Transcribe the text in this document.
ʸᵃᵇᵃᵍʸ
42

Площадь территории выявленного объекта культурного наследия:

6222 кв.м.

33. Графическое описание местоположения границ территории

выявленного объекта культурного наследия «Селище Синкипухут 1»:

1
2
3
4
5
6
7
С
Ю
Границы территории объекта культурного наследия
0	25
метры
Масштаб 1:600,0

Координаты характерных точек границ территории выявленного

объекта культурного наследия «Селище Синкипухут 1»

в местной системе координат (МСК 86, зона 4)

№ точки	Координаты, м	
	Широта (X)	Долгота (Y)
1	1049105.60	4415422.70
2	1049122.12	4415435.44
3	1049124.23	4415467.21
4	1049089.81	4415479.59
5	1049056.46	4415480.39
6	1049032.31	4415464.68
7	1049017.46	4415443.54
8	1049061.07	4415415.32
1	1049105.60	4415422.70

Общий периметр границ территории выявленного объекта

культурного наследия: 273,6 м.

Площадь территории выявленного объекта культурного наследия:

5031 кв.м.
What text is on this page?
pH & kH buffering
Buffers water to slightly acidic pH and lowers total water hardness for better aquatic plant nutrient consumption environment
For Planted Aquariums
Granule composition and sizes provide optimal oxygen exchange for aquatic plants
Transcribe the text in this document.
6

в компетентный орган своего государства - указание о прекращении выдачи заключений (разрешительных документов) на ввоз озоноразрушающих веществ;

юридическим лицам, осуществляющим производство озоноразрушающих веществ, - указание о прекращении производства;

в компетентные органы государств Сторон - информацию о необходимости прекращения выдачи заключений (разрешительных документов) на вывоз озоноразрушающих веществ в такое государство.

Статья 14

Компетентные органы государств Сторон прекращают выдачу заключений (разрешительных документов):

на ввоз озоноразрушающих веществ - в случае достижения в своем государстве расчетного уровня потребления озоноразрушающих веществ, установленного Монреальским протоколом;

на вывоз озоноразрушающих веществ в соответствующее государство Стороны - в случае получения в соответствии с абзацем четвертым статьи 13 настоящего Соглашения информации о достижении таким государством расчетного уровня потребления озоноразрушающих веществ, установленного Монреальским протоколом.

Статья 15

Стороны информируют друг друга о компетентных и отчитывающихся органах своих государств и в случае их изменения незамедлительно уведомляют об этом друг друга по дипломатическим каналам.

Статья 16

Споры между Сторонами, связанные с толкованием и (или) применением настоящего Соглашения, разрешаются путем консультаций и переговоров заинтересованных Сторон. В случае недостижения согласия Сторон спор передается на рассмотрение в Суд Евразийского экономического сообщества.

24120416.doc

:::

__Directions__
From the records above, extract every entry exactly as given.

__Result of the task__
Transcribe the text in this document.
ʸᵃᵇᵃᵍʸ
42

Площадь территории выявленного объекта культурного наследия:

6222 кв.м.

33. Графическое описание местоположения границ территории

выявленного объекта культурного наследия «Селище Синкипухут 1»:

1
2
3
4
5
6
7
С
Ю
Границы территории объекта культурного наследия
0	25
метры
Масштаб 1:600,0

Координаты характерных точек границ территории выявленного

объекта культурного наследия «Селище Синкипухут 1»

в местной системе координат (МСК 86, зона 4)

№ точки	Координаты, м	
	Широта (X)	Долгота (Y)
1	1049105.60	4415422.70
2	1049122.12	4415435.44
3	1049124.23	4415467.21
4	1049089.81	4415479.59
5	1049056.46	4415480.39
6	1049032.31	4415464.68
7	1049017.46	4415443.54
8	1049061.07	4415415.32
1	1049105.60	4415422.70

Общий периметр границ территории выявленного объекта

культурного наследия: 273,6 м.

Площадь территории выявленного объекта культурного наследия:

5031 кв.м.
What text is on this page?
pH & kH buffering
Buffers water to slightly acidic pH and lowers total water hardness for better aquatic plant nutrient consumption environment
For Planted Aquariums
Granule composition and sizes provide optimal oxygen exchange for aquatic plants
Transcribe the text in this document.
6

в компетентный орган своего государства - указание о прекращении выдачи заключений (разрешительных документов) на ввоз озоноразрушающих веществ;

юридическим лицам, осуществляющим производство озоноразрушающих веществ, - указание о прекращении производства;

в компетентные органы государств Сторон - информацию о необходимости прекращения выдачи заключений (разрешительных документов) на вывоз озоноразрушающих веществ в такое государство.

Статья 14

Компетентные органы государств Сторон прекращают выдачу заключений (разрешительных документов):

на ввоз озоноразрушающих веществ - в случае достижения в своем государстве расчетного уровня потребления озоноразрушающих веществ, установленного Монреальским протоколом;

на вывоз озоноразрушающих веществ в соответствующее государство Стороны - в случае получения в соответствии с абзацем четвертым статьи 13 настоящего Соглашения информации о достижении таким государством расчетного уровня потребления озоноразрушающих веществ, установленного Монреальским протоколом.

Статья 15

Стороны информируют друг друга о компетентных и отчитывающихся органах своих государств и в случае их изменения незамедлительно уведомляют об этом друг друга по дипломатическим каналам.

Статья 16

Споры между Сторонами, связанные с толкованием и (или) применением настоящего Соглашения, разрешаются путем консультаций и переговоров заинтересованных Сторон. В случае недостижения согласия Сторон спор передается на рассмотрение в Суд Евразийского экономического сообщества.

24120416.doc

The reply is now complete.